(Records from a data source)

◇ ◇ ◇ ◇ ◇

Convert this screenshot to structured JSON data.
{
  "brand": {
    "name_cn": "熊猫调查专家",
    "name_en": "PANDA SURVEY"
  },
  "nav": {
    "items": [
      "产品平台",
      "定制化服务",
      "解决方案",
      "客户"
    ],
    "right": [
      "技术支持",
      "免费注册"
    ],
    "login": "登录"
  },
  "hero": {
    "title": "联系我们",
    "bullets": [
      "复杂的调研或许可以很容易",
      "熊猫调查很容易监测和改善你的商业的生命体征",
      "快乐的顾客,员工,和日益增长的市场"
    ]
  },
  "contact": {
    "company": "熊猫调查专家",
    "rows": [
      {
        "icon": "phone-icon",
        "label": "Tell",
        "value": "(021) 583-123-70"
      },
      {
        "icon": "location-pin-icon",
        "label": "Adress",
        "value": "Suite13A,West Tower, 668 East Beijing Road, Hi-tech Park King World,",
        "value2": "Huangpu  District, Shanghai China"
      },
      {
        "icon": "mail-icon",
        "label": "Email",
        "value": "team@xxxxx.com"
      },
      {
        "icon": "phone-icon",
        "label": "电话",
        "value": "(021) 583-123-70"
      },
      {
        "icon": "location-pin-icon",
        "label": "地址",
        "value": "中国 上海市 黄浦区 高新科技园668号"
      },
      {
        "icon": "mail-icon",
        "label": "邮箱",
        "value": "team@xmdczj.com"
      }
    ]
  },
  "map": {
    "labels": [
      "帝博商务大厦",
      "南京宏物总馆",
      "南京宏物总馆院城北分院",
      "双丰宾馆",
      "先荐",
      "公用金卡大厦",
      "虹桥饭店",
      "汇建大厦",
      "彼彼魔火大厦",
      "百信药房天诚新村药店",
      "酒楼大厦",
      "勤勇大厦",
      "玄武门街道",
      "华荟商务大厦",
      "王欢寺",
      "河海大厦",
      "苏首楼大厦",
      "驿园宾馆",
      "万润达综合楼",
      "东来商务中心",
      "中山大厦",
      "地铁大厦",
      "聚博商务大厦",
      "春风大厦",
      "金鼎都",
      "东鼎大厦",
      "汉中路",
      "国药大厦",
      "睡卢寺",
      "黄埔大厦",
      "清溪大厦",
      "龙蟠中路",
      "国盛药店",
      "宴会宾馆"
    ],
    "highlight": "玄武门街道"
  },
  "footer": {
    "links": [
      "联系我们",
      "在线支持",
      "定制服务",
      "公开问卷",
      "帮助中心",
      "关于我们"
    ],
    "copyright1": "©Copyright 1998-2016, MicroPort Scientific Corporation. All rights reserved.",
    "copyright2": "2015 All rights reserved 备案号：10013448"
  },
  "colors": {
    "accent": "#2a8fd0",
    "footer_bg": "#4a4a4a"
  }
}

◇ ◇ ◇ ◇ ◇

| Prompt |
Each line above is to be repeated exactly.

| Answer |
Convert this screenshot to structured JSON data.
{
  "brand": {
    "name_cn": "熊猫调查专家",
    "name_en": "PANDA SURVEY"
  },
  "nav": {
    "items": [
      "产品平台",
      "定制化服务",
      "解决方案",
      "客户"
    ],
    "right": [
      "技术支持",
      "免费注册"
    ],
    "login": "登录"
  },
  "hero": {
    "title": "联系我们",
    "bullets": [
      "复杂的调研或许可以很容易",
      "熊猫调查很容易监测和改善你的商业的生命体征",
      "快乐的顾客,员工,和日益增长的市场"
    ]
  },
  "contact": {
    "company": "熊猫调查专家",
    "rows": [
      {
        "icon": "phone-icon",
        "label": "Tell",
        "value": "(021) 583-123-70"
      },
      {
        "icon": "location-pin-icon",
        "label": "Adress",
        "value": "Suite13A,West Tower, 668 East Beijing Road, Hi-tech Park King World,",
        "value2": "Huangpu  District, Shanghai China"
      },
      {
        "icon": "mail-icon",
        "label": "Email",
        "value": "team@xxxxx.com"
      },
      {
        "icon": "phone-icon",
        "label": "电话",
        "value": "(021) 583-123-70"
      },
      {
        "icon": "location-pin-icon",
        "label": "地址",
        "value": "中国 上海市 黄浦区 高新科技园668号"
      },
      {
        "icon": "mail-icon",
        "label": "邮箱",
        "value": "team@xmdczj.com"
      }
    ]
  },
  "map": {
    "labels": [
      "帝博商务大厦",
      "南京宏物总馆",
      "南京宏物总馆院城北分院",
      "双丰宾馆",
      "先荐",
      "公用金卡大厦",
      "虹桥饭店",
      "汇建大厦",
      "彼彼魔火大厦",
      "百信药房天诚新村药店",
      "酒楼大厦",
      "勤勇大厦",
      "玄武门街道",
      "华荟商务大厦",
      "王欢寺",
      "河海大厦",
      "苏首楼大厦",
      "驿园宾馆",
      "万润达综合楼",
      "东来商务中心",
      "中山大厦",
      "地铁大厦",
      "聚博商务大厦",
      "春风大厦",
      "金鼎都",
      "东鼎大厦",
      "汉中路",
      "国药大厦",
      "睡卢寺",
      "黄埔大厦",
      "清溪大厦",
      "龙蟠中路",
      "国盛药店",
      "宴会宾馆"
    ],
    "highlight": "玄武门街道"
  },
  "footer": {
    "links": [
      "联系我们",
      "在线支持",
      "定制服务",
      "公开问卷",
      "帮助中心",
      "关于我们"
    ],
    "copyright1": "©Copyright 1998-2016, MicroPort Scientific Corporation. All rights reserved.",
    "copyright2": "2015 All rights reserved 备案号：10013448"
  },
  "colors": {
    "accent": "#2a8fd0",
    "footer_bg": "#4a4a4a"
  }
}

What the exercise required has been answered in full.